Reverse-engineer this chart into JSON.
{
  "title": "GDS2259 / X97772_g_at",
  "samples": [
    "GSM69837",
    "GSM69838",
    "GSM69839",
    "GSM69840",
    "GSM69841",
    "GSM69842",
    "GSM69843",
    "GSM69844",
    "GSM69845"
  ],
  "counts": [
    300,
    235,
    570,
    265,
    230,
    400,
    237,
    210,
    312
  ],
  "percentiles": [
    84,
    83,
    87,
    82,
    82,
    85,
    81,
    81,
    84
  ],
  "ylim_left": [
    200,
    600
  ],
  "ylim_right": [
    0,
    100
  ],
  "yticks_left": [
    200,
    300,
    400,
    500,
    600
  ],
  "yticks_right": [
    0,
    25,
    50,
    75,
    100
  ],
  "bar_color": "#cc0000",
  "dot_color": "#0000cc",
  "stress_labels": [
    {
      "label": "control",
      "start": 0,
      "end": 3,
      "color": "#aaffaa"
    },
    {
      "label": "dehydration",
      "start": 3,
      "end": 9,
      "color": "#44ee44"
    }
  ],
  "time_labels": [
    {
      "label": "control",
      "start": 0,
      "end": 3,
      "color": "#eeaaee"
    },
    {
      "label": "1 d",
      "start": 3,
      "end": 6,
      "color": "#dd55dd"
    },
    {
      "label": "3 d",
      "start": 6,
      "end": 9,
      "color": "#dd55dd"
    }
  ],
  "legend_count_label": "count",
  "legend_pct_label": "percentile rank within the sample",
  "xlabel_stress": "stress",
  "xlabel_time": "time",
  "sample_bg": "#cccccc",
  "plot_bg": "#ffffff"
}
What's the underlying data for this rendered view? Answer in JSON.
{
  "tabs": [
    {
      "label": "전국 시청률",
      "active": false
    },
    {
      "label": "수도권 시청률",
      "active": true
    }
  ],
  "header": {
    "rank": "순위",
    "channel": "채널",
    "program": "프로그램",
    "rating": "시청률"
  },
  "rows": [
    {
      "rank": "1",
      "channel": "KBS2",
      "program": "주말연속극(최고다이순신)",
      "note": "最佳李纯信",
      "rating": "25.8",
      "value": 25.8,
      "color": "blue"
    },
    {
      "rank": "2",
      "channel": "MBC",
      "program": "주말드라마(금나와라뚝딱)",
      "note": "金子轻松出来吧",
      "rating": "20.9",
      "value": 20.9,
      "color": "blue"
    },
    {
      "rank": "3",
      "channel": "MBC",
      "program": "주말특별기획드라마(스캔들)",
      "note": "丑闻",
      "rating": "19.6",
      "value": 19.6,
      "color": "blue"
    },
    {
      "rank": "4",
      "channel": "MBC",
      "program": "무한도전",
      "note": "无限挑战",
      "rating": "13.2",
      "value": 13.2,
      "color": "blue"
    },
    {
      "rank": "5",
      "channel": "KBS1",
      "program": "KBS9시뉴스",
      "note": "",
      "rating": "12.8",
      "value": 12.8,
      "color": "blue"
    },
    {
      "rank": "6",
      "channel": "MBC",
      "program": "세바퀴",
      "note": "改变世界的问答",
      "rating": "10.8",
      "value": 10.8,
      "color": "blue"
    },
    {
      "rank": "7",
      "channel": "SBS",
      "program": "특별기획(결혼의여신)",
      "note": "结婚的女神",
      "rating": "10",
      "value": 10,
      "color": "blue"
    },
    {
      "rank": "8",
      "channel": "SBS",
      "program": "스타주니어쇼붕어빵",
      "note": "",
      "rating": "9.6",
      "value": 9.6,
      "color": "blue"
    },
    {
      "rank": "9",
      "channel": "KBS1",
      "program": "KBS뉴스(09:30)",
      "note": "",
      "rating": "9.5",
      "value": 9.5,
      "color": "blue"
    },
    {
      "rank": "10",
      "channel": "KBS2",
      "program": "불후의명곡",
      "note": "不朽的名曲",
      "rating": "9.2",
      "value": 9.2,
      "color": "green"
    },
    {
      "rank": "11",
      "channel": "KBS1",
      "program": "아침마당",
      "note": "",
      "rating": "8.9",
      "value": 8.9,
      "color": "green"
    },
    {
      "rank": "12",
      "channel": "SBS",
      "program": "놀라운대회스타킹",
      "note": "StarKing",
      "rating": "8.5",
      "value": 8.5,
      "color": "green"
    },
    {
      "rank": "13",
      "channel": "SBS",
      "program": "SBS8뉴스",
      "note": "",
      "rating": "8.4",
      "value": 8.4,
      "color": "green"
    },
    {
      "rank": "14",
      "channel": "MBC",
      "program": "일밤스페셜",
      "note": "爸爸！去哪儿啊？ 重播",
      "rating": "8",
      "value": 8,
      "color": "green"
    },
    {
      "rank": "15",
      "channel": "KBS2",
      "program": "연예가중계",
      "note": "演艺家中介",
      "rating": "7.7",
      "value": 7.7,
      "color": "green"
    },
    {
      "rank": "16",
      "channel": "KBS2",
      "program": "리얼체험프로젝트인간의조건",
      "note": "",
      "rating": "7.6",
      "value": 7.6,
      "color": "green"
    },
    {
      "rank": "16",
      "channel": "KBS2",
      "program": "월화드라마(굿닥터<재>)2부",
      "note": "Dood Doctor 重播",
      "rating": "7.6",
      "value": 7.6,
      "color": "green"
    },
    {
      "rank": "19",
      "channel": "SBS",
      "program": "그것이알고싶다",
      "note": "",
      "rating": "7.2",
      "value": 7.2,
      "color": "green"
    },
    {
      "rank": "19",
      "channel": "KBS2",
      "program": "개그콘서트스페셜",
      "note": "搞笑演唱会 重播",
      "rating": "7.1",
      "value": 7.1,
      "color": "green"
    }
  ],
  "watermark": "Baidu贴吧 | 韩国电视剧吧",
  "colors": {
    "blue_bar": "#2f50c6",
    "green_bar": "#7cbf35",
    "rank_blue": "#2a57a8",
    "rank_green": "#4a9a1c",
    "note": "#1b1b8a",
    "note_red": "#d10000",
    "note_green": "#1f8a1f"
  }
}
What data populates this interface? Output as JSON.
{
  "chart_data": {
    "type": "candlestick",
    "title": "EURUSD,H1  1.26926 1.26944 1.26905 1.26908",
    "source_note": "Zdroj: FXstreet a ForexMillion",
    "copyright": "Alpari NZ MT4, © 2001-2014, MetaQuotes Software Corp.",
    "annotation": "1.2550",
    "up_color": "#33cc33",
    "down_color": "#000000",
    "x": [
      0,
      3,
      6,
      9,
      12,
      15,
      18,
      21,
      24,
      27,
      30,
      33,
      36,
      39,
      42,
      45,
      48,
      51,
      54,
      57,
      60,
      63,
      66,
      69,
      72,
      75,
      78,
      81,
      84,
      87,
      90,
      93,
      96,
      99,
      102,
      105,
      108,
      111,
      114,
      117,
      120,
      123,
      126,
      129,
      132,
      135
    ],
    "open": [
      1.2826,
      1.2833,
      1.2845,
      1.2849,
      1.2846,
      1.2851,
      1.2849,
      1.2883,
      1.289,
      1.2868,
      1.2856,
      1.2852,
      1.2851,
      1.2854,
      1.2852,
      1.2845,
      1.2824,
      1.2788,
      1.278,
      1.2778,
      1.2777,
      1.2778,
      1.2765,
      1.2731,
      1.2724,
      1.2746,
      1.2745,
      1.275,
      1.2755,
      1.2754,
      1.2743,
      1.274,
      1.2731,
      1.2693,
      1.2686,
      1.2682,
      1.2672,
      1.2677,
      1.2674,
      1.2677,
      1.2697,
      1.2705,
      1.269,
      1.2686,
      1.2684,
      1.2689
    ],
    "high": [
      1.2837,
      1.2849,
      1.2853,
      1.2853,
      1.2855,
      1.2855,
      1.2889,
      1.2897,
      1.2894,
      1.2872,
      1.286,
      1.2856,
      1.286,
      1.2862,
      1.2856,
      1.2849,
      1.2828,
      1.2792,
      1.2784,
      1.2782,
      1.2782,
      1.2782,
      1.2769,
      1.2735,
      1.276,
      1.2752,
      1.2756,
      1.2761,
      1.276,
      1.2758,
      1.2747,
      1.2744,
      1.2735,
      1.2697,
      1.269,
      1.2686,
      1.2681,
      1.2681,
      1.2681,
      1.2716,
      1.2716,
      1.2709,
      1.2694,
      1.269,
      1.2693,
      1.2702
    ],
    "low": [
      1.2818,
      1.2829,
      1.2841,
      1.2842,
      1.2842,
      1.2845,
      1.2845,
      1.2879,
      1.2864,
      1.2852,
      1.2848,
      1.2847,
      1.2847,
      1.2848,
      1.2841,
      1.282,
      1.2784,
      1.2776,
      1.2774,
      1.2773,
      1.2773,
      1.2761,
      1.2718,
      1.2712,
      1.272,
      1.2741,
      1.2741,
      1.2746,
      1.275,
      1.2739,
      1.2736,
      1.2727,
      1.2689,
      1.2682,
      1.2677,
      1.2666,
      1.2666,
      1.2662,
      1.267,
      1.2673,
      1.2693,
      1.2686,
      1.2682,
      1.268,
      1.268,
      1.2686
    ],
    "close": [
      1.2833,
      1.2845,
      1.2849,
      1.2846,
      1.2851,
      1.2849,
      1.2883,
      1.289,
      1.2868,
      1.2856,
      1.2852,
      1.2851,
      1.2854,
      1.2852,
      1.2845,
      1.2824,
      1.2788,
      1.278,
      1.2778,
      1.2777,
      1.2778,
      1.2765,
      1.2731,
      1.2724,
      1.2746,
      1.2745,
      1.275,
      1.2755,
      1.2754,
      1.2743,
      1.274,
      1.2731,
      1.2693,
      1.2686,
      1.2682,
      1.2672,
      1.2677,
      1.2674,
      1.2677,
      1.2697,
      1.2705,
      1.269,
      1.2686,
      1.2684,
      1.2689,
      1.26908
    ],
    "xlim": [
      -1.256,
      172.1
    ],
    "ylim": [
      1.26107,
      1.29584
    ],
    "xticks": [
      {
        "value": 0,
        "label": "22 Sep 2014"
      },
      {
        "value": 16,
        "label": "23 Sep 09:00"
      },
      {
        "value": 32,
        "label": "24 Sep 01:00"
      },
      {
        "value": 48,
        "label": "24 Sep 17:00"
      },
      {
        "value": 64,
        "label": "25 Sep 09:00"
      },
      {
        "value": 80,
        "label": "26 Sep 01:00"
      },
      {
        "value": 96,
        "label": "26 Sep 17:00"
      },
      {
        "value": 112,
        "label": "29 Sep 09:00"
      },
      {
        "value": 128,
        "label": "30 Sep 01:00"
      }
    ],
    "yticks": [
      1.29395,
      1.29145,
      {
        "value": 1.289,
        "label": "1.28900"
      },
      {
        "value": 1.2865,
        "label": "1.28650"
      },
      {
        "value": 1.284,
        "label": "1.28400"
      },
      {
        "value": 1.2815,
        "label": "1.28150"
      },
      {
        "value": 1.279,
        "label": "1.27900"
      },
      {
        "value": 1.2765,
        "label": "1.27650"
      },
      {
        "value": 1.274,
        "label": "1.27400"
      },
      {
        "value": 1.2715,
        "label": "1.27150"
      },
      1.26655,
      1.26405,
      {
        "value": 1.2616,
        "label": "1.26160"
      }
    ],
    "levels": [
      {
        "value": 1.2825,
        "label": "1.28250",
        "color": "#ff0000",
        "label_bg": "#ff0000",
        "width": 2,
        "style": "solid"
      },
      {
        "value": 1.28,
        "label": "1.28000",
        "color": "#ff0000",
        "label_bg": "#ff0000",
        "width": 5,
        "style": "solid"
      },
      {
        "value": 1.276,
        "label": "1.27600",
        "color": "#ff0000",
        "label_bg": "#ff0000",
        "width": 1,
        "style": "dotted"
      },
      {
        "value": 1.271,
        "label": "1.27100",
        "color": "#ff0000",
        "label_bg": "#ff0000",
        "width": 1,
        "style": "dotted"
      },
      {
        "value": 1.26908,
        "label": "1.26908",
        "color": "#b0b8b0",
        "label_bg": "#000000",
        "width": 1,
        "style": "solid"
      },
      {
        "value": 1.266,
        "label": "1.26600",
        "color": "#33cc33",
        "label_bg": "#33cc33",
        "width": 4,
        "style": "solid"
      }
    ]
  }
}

**What is asked**
Which lines hold the string "this"? Copy all of them from the data above.

**Response to the exercise**
Reverse-engineer this chart into JSON.
What's the underlying data for this rendered view? Answer in JSON.
What data populates this interface? Output as JSON.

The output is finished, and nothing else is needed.